▶ INSTRUCTIONS FOR THE TASK:
Would you set down every entry shown below, precisely as written?

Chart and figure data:
++++

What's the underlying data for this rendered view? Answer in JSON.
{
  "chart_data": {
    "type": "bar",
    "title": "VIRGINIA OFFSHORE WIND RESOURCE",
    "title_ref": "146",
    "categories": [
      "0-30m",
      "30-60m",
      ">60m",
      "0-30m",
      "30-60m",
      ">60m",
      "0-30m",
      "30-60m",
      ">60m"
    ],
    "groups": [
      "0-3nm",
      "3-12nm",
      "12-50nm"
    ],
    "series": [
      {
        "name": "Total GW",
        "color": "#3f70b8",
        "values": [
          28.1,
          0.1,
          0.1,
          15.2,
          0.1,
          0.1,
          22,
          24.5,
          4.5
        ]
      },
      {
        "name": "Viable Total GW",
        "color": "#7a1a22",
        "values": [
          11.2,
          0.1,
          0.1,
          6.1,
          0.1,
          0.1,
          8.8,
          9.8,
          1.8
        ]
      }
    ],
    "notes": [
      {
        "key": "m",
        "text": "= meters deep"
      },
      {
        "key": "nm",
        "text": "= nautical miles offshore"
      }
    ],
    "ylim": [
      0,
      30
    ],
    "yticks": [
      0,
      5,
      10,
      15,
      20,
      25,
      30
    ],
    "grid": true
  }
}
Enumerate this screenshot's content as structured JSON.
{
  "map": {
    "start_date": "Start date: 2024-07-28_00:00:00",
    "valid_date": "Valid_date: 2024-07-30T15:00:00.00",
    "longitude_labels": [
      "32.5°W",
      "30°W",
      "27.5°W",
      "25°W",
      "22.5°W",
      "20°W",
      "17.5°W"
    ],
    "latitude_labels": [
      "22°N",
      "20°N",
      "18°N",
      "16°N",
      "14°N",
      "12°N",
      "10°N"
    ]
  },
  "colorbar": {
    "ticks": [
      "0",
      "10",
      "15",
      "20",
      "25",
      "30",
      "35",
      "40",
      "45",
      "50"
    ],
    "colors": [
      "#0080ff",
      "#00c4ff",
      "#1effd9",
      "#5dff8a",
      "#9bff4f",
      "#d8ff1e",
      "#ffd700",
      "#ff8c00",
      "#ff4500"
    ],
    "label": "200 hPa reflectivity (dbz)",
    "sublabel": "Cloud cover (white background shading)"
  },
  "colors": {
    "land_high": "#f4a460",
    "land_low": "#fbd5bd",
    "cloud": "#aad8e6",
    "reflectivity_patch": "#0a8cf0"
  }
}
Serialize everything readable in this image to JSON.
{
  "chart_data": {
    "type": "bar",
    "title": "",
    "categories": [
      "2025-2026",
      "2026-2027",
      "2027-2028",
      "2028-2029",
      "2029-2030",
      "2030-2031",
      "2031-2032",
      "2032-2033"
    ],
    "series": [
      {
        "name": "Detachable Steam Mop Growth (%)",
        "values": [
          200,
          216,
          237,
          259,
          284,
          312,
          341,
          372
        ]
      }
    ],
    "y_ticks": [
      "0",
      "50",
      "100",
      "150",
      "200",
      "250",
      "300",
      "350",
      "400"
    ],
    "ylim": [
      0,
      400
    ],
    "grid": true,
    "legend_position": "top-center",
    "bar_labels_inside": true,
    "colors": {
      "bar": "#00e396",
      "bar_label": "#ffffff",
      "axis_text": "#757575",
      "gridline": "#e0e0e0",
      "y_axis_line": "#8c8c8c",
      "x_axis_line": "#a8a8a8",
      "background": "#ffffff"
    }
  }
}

++++

▶ EXPECTED ANSWER:
What's the underlying data for this rendered view? Answer in JSON.
{
  "chart_data": {
    "type": "bar",
    "title": "VIRGINIA OFFSHORE WIND RESOURCE",
    "title_ref": "146",
    "categories": [
      "0-30m",
      "30-60m",
      ">60m",
      "0-30m",
      "30-60m",
      ">60m",
      "0-30m",
      "30-60m",
      ">60m"
    ],
    "groups": [
      "0-3nm",
      "3-12nm",
      "12-50nm"
    ],
    "series": [
      {
        "name": "Total GW",
        "color": "#3f70b8",
        "values": [
          28.1,
          0.1,
          0.1,
          15.2,
          0.1,
          0.1,
          22,
          24.5,
          4.5
        ]
      },
      {
        "name": "Viable Total GW",
        "color": "#7a1a22",
        "values": [
          11.2,
          0.1,
          0.1,
          6.1,
          0.1,
          0.1,
          8.8,
          9.8,
          1.8
        ]
      }
    ],
    "notes": [
      {
        "key": "m",
        "text": "= meters deep"
      },
      {
        "key": "nm",
        "text": "= nautical miles offshore"
      }
    ],
    "ylim": [
      0,
      30
    ],
    "yticks": [
      0,
      5,
      10,
      15,
      20,
      25,
      30
    ],
    "grid": true
  }
}
Enumerate this screenshot's content as structured JSON.
{
  "map": {
    "start_date": "Start date: 2024-07-28_00:00:00",
    "valid_date": "Valid_date: 2024-07-30T15:00:00.00",
    "longitude_labels": [
      "32.5°W",
      "30°W",
      "27.5°W",
      "25°W",
      "22.5°W",
      "20°W",
      "17.5°W"
    ],
    "latitude_labels": [
      "22°N",
      "20°N",
      "18°N",
      "16°N",
      "14°N",
      "12°N",
      "10°N"
    ]
  },
  "colorbar": {
    "ticks": [
      "0",
      "10",
      "15",
      "20",
      "25",
      "30",
      "35",
      "40",
      "45",
      "50"
    ],
    "colors": [
      "#0080ff",
      "#00c4ff",
      "#1effd9",
      "#5dff8a",
      "#9bff4f",
      "#d8ff1e",
      "#ffd700",
      "#ff8c00",
      "#ff4500"
    ],
    "label": "200 hPa reflectivity (dbz)",
    "sublabel": "Cloud cover (white background shading)"
  },
  "colors": {
    "land_high": "#f4a460",
    "land_low": "#fbd5bd",
    "cloud": "#aad8e6",
    "reflectivity_patch": "#0a8cf0"
  }
}
Serialize everything readable in this image to JSON.
{
  "chart_data": {
    "type": "bar",
    "title": "",
    "categories": [
      "2025-2026",
      "2026-2027",
      "2027-2028",
      "2028-2029",
      "2029-2030",
      "2030-2031",
      "2031-2032",
      "2032-2033"
    ],
    "series": [
      {
        "name": "Detachable Steam Mop Growth (%)",
        "values": [
          200,
          216,
          237,
          259,
          284,
          312,
          341,
          372
        ]
      }
    ],
    "y_ticks": [
      "0",
      "50",
      "100",
      "150",
      "200",
      "250",
      "300",
      "350",
      "400"
    ],
    "ylim": [
      0,
      400
    ],
    "grid": true,
    "legend_position": "top-center",
    "bar_labels_inside": true,
    "colors": {
      "bar": "#00e396",
      "bar_label": "#ffffff",
      "axis_text": "#757575",
      "gridline": "#e0e0e0",
      "y_axis_line": "#8c8c8c",
      "x_axis_line": "#a8a8a8",
      "background": "#ffffff"
    }
  }
}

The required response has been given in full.